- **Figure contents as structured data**

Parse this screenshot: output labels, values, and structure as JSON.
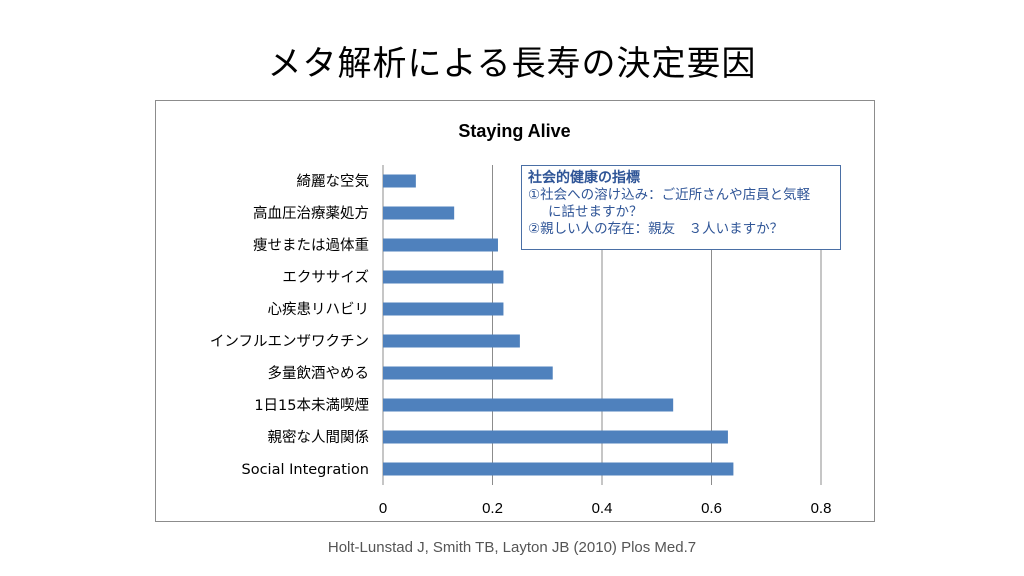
{
  "slide": {
    "title": "メタ解析による長寿の決定要因",
    "citation": "Holt-Lunstad J, Smith TB, Layton JB (2010) Plos Med.7"
  },
  "annotation": {
    "title": "社会的健康の指標",
    "line1": "①社会への溶け込み：ご近所さんや店員と気軽",
    "line2": "に話せますか？",
    "line3": "②親しい人の存在：親友　３人いますか？"
  },
  "chart_data": {
    "type": "bar",
    "orientation": "horizontal",
    "title": "Staying Alive",
    "xlabel": "",
    "ylabel": "",
    "categories": [
      "綺麗な空気",
      "高血圧治療薬処方",
      "痩せまたは過体重",
      "エクササイズ",
      "心疾患リハビリ",
      "インフルエンザワクチン",
      "多量飲酒やめる",
      "1日15本未満喫煙",
      "親密な人間関係",
      "Social Integration"
    ],
    "values": [
      0.06,
      0.13,
      0.21,
      0.22,
      0.22,
      0.25,
      0.31,
      0.53,
      0.63,
      0.64
    ],
    "xlim": [
      0,
      0.8
    ],
    "ticks": [
      "0",
      "0.2",
      "0.4",
      "0.6",
      "0.8"
    ],
    "tick_values": [
      0,
      0.2,
      0.4,
      0.6,
      0.8
    ],
    "grid": true,
    "legend": "none",
    "bar_color": "#4f81bd"
  }
}
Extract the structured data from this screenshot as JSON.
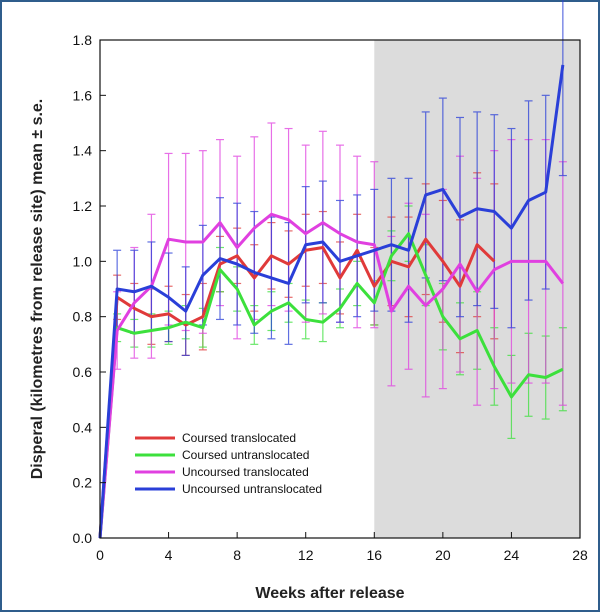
{
  "chart_data": {
    "type": "line",
    "xlabel": "Weeks after release",
    "ylabel": "Disperal (kilometres from release site) mean ± s.e.",
    "xlim": [
      0,
      28
    ],
    "ylim": [
      0,
      1.8
    ],
    "xticks": [
      0,
      4,
      8,
      12,
      16,
      20,
      24,
      28
    ],
    "yticks": [
      0.0,
      0.2,
      0.4,
      0.6,
      0.8,
      1.0,
      1.2,
      1.4,
      1.6,
      1.8
    ],
    "ytick_labels": [
      "0.0",
      "0.2",
      "0.4",
      "0.6",
      "0.8",
      "1.0",
      "1.2",
      "1.4",
      "1.6",
      "1.8"
    ],
    "shaded_region": {
      "x_start": 16,
      "x_end": 28,
      "color": "#dcdcdc"
    },
    "legend_position": "bottom-left",
    "grid": false,
    "series": [
      {
        "name": "Coursed translocated",
        "color": "#e03a3a",
        "x": [
          0,
          1,
          2,
          3,
          4,
          5,
          6,
          7,
          8,
          9,
          10,
          11,
          12,
          13,
          14,
          15,
          16,
          17,
          18,
          19,
          20,
          21,
          22,
          23
        ],
        "y": [
          0,
          0.87,
          0.83,
          0.8,
          0.81,
          0.77,
          0.8,
          0.99,
          1.02,
          0.94,
          1.02,
          0.99,
          1.04,
          1.05,
          0.94,
          1.04,
          0.91,
          1.0,
          0.98,
          1.08,
          1.0,
          0.91,
          1.06,
          1.0
        ],
        "err": [
          0,
          0.08,
          0.09,
          0.1,
          0.1,
          0.11,
          0.12,
          0.1,
          0.1,
          0.12,
          0.12,
          0.12,
          0.13,
          0.13,
          0.13,
          0.13,
          0.14,
          0.16,
          0.18,
          0.2,
          0.22,
          0.24,
          0.26,
          0.28
        ]
      },
      {
        "name": "Coursed untranslocated",
        "color": "#3ce03c",
        "x": [
          0,
          1,
          2,
          3,
          4,
          5,
          6,
          7,
          8,
          9,
          10,
          11,
          12,
          13,
          14,
          15,
          16,
          17,
          18,
          19,
          20,
          21,
          22,
          23,
          24,
          25,
          26,
          27
        ],
        "y": [
          0,
          0.76,
          0.74,
          0.75,
          0.76,
          0.78,
          0.76,
          0.97,
          0.9,
          0.77,
          0.82,
          0.85,
          0.79,
          0.78,
          0.83,
          0.92,
          0.85,
          1.02,
          1.1,
          0.95,
          0.8,
          0.72,
          0.75,
          0.62,
          0.51,
          0.59,
          0.58,
          0.61
        ],
        "err": [
          0,
          0.05,
          0.05,
          0.06,
          0.06,
          0.06,
          0.07,
          0.08,
          0.08,
          0.07,
          0.07,
          0.07,
          0.07,
          0.07,
          0.07,
          0.08,
          0.08,
          0.09,
          0.1,
          0.11,
          0.12,
          0.13,
          0.14,
          0.14,
          0.15,
          0.15,
          0.15,
          0.15
        ]
      },
      {
        "name": "Uncoursed translocated",
        "color": "#e040e0",
        "x": [
          0,
          1,
          2,
          3,
          4,
          5,
          6,
          7,
          8,
          9,
          10,
          11,
          12,
          13,
          14,
          15,
          16,
          17,
          18,
          19,
          20,
          21,
          22,
          23,
          24,
          25,
          26,
          27
        ],
        "y": [
          0,
          0.75,
          0.85,
          0.91,
          1.08,
          1.07,
          1.07,
          1.14,
          1.05,
          1.12,
          1.17,
          1.15,
          1.1,
          1.14,
          1.1,
          1.07,
          1.06,
          0.82,
          0.91,
          0.84,
          0.9,
          0.99,
          0.89,
          0.97,
          1.0,
          1.0,
          1.0,
          0.92
        ],
        "err": [
          0,
          0.14,
          0.2,
          0.26,
          0.31,
          0.32,
          0.33,
          0.3,
          0.33,
          0.33,
          0.33,
          0.33,
          0.32,
          0.33,
          0.32,
          0.31,
          0.3,
          0.27,
          0.3,
          0.33,
          0.36,
          0.39,
          0.41,
          0.43,
          0.44,
          0.44,
          0.44,
          0.44
        ]
      },
      {
        "name": "Uncoursed untranslocated",
        "color": "#2a3fd8",
        "x": [
          0,
          1,
          2,
          3,
          4,
          5,
          6,
          7,
          8,
          9,
          10,
          11,
          12,
          13,
          14,
          15,
          16,
          17,
          18,
          19,
          20,
          21,
          22,
          23,
          24,
          25,
          26,
          27
        ],
        "y": [
          0,
          0.9,
          0.89,
          0.91,
          0.87,
          0.82,
          0.95,
          1.01,
          0.99,
          0.96,
          0.94,
          0.92,
          1.06,
          1.07,
          1.0,
          1.02,
          1.04,
          1.06,
          1.04,
          1.24,
          1.26,
          1.16,
          1.19,
          1.18,
          1.12,
          1.22,
          1.25,
          1.71
        ],
        "err": [
          0,
          0.14,
          0.15,
          0.16,
          0.16,
          0.16,
          0.18,
          0.22,
          0.22,
          0.22,
          0.22,
          0.22,
          0.21,
          0.22,
          0.22,
          0.22,
          0.22,
          0.24,
          0.26,
          0.3,
          0.33,
          0.36,
          0.35,
          0.35,
          0.36,
          0.36,
          0.35,
          0.4
        ]
      }
    ]
  }
}
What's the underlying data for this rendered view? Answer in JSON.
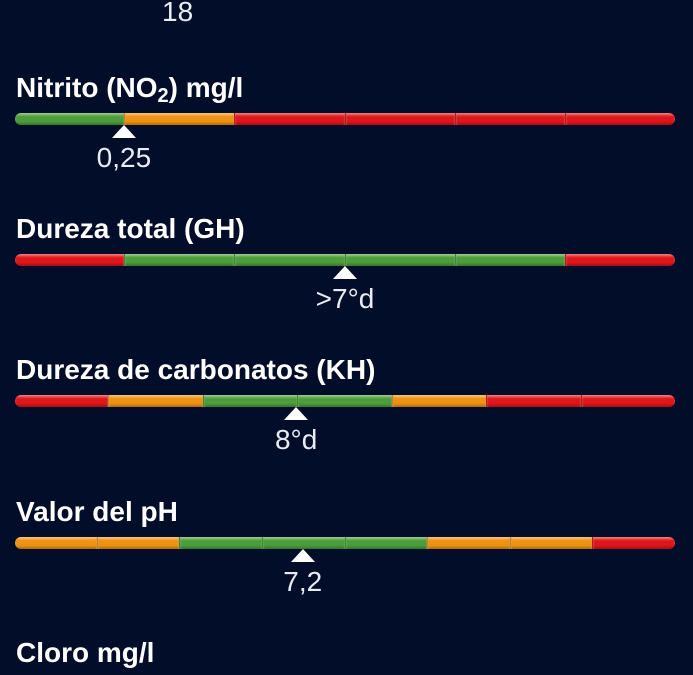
{
  "top_reading": "18",
  "colors": {
    "green": "#4c9e3a",
    "orange": "#ef9314",
    "red": "#e0171a",
    "background": "#020d2a",
    "text": "#ffffff"
  },
  "parameters": [
    {
      "title_main": "Nitrito (NO",
      "title_sub": "2",
      "title_suffix": ") mg/l",
      "segments": [
        "green",
        "orange",
        "red",
        "red",
        "red",
        "red"
      ],
      "marker_fraction": 0.165,
      "reading": "0,25"
    },
    {
      "title_main": "Dureza total (GH)",
      "title_sub": "",
      "title_suffix": "",
      "segments": [
        "red",
        "green",
        "green",
        "green",
        "green",
        "red"
      ],
      "marker_fraction": 0.5,
      "reading": ">7°d"
    },
    {
      "title_main": "Dureza de carbonatos (KH)",
      "title_sub": "",
      "title_suffix": "",
      "segments": [
        "red",
        "orange",
        "green",
        "green",
        "orange",
        "red",
        "red"
      ],
      "marker_fraction": 0.426,
      "reading": "8°d"
    },
    {
      "title_main": "Valor del pH",
      "title_sub": "",
      "title_suffix": "",
      "segments": [
        "orange",
        "orange",
        "green",
        "green",
        "green",
        "orange",
        "orange",
        "red"
      ],
      "marker_fraction": 0.436,
      "reading": "7,2"
    },
    {
      "title_main": "Cloro mg/l",
      "title_sub": "",
      "title_suffix": "",
      "segments": [],
      "marker_fraction": null,
      "reading": ""
    }
  ]
}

- **Given request**
Nothing but the lines from the one holding "What's the underlying" through the last line of the entries should be written out, exactly and inclusively, minus the pictures.

- **Correct output**
What's the underlying data for this rendered view? Answer in JSON.
{
  "top_reading": "18",
  "colors": {
    "green": "#4c9e3a",
    "orange": "#ef9314",
    "red": "#e0171a",
    "background": "#020d2a",
    "text": "#ffffff"
  },
  "parameters": [
    {
      "title_main": "Nitrito (NO",
      "title_sub": "2",
      "title_suffix": ") mg/l",
      "segments": [
        "green",
        "orange",
        "red",
        "red",
        "red",
        "red"
      ],
      "marker_fraction": 0.165,
      "reading": "0,25"
    },
    {
      "title_main": "Dureza total (GH)",
      "title_sub": "",
      "title_suffix": "",
      "segments": [
        "red",
        "green",
        "green",
        "green",
        "green",
        "red"
      ],
      "marker_fraction": 0.5,
      "reading": ">7°d"
    },
    {
      "title_main": "Dureza de carbonatos (KH)",
      "title_sub": "",
      "title_suffix": "",
      "segments": [
        "red",
        "orange",
        "green",
        "green",
        "orange",
        "red",
        "red"
      ],
      "marker_fraction": 0.426,
      "reading": "8°d"
    },
    {
      "title_main": "Valor del pH",
      "title_sub": "",
      "title_suffix": "",
      "segments": [
        "orange",
        "orange",
        "green",
        "green",
        "green",
        "orange",
        "orange",
        "red"
      ],
      "marker_fraction": 0.436,
      "reading": "7,2"
    },
    {
      "title_main": "Cloro mg/l",
      "title_sub": "",
      "title_suffix": "",
      "segments": [],
      "marker_fraction": null,
      "reading": ""
    }
  ]
}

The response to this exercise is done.